→ **WHAT THE TASK ASKS**: Search the material below for the string "price" and list each line that holds it.

→ **INFORMATION SUPPLIED**:
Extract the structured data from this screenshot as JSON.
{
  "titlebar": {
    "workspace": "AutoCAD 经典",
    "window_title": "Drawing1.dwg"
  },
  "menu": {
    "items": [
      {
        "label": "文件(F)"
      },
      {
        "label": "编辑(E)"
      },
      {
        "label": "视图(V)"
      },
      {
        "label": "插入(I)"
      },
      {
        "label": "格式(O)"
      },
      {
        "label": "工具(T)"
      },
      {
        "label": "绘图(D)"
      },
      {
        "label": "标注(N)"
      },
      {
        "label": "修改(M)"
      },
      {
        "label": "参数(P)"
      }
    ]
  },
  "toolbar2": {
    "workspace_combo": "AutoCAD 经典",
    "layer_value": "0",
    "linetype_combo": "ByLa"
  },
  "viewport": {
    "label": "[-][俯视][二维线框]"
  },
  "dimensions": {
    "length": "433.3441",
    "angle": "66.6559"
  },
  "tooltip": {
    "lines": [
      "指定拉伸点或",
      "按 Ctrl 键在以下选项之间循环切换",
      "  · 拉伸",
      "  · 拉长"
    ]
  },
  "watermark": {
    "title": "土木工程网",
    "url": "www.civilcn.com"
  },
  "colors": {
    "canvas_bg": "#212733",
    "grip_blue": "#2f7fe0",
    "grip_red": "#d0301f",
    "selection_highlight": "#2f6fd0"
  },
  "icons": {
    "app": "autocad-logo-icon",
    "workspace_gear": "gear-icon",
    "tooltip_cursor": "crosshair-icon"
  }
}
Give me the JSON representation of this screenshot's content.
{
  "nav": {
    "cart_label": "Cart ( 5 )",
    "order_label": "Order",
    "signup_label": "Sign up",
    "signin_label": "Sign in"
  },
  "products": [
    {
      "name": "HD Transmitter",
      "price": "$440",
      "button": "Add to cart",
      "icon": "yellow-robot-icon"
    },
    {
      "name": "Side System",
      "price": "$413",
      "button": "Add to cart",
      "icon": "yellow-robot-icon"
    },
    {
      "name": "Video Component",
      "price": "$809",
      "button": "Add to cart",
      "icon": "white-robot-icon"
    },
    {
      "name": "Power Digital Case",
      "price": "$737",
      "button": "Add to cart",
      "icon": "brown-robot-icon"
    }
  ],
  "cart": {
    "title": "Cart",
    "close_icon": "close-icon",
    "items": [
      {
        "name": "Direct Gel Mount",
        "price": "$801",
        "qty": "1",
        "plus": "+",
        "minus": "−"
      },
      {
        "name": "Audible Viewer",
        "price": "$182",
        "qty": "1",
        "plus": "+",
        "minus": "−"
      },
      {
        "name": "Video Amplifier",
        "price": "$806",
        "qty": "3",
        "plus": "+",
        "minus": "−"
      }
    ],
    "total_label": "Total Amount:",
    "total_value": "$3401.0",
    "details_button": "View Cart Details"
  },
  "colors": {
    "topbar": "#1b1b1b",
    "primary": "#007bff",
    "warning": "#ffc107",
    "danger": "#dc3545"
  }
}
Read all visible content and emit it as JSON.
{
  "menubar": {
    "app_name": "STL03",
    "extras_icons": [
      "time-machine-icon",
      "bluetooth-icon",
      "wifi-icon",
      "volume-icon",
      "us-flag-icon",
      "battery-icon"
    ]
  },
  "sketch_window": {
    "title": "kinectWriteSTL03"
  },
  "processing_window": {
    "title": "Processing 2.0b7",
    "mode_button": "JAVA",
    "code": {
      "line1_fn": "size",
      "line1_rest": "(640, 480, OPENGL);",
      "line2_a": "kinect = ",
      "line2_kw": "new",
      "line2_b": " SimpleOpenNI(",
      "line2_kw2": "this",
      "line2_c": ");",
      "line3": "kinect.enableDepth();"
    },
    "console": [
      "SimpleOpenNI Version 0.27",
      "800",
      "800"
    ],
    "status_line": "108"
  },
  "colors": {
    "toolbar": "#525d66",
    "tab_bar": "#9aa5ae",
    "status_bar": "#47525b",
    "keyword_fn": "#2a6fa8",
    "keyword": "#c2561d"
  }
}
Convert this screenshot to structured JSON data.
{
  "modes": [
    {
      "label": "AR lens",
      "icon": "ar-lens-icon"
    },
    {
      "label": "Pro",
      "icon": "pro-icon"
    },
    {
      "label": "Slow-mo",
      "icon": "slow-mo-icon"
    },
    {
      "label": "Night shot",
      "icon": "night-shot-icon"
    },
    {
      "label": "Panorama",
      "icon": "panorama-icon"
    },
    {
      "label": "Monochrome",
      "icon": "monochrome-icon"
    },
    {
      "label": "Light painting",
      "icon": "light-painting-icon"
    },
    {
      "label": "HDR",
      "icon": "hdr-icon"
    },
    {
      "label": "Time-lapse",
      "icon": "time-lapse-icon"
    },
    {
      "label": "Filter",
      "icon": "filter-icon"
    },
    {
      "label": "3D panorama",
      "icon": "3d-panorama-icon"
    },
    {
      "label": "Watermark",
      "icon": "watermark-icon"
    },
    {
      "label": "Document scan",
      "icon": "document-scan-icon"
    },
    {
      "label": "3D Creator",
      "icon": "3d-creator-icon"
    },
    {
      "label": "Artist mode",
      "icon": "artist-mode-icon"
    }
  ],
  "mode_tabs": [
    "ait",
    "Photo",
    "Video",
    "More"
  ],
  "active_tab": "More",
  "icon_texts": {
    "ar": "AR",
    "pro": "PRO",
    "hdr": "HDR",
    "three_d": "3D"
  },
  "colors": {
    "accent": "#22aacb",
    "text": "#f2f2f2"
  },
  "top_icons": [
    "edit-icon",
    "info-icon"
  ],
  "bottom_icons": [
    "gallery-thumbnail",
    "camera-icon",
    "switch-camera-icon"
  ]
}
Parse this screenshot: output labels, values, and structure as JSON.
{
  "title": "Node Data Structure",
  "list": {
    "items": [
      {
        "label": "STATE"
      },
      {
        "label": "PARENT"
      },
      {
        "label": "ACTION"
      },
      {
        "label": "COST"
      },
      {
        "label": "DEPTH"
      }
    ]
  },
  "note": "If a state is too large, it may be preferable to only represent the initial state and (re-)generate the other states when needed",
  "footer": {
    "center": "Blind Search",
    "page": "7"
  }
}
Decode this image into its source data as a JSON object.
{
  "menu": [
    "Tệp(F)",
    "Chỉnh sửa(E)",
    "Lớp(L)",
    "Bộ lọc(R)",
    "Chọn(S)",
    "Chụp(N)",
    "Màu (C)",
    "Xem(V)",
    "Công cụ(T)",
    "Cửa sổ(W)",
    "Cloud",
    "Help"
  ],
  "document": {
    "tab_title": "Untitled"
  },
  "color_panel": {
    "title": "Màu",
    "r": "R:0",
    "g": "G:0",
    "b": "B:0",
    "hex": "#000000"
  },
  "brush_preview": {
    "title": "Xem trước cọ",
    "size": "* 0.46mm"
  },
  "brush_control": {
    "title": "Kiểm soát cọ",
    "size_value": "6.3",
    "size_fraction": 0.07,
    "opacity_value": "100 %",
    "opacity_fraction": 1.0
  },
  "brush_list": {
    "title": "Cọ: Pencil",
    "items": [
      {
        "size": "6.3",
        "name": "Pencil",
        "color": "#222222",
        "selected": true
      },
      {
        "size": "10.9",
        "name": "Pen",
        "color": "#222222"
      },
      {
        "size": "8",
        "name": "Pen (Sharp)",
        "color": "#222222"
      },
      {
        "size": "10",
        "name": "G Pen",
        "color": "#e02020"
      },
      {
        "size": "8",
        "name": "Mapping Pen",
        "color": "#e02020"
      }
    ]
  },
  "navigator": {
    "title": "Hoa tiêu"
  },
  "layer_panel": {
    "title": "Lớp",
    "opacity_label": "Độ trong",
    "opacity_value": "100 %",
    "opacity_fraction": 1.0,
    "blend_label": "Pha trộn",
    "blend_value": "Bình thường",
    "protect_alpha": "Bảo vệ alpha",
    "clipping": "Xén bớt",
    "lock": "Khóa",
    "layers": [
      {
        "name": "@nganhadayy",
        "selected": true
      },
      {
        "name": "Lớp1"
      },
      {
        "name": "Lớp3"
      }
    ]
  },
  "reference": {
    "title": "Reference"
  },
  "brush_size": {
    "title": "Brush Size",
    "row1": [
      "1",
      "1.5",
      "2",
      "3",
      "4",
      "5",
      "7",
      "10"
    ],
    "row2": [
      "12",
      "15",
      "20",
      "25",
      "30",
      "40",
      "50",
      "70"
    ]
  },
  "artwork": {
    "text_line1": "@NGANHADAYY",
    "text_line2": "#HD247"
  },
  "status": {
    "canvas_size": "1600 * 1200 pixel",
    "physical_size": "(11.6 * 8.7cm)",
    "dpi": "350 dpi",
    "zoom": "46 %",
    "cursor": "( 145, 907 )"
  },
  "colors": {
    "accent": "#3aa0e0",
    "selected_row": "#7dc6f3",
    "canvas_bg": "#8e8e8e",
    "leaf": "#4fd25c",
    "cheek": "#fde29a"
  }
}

→ **OUTPUT FOR THIS EXERCISE**:
      "price": "$440",
      "price": "$413",
      "price": "$809",
      "price": "$737",
        "price": "$801",
        "price": "$182",
        "price": "$806",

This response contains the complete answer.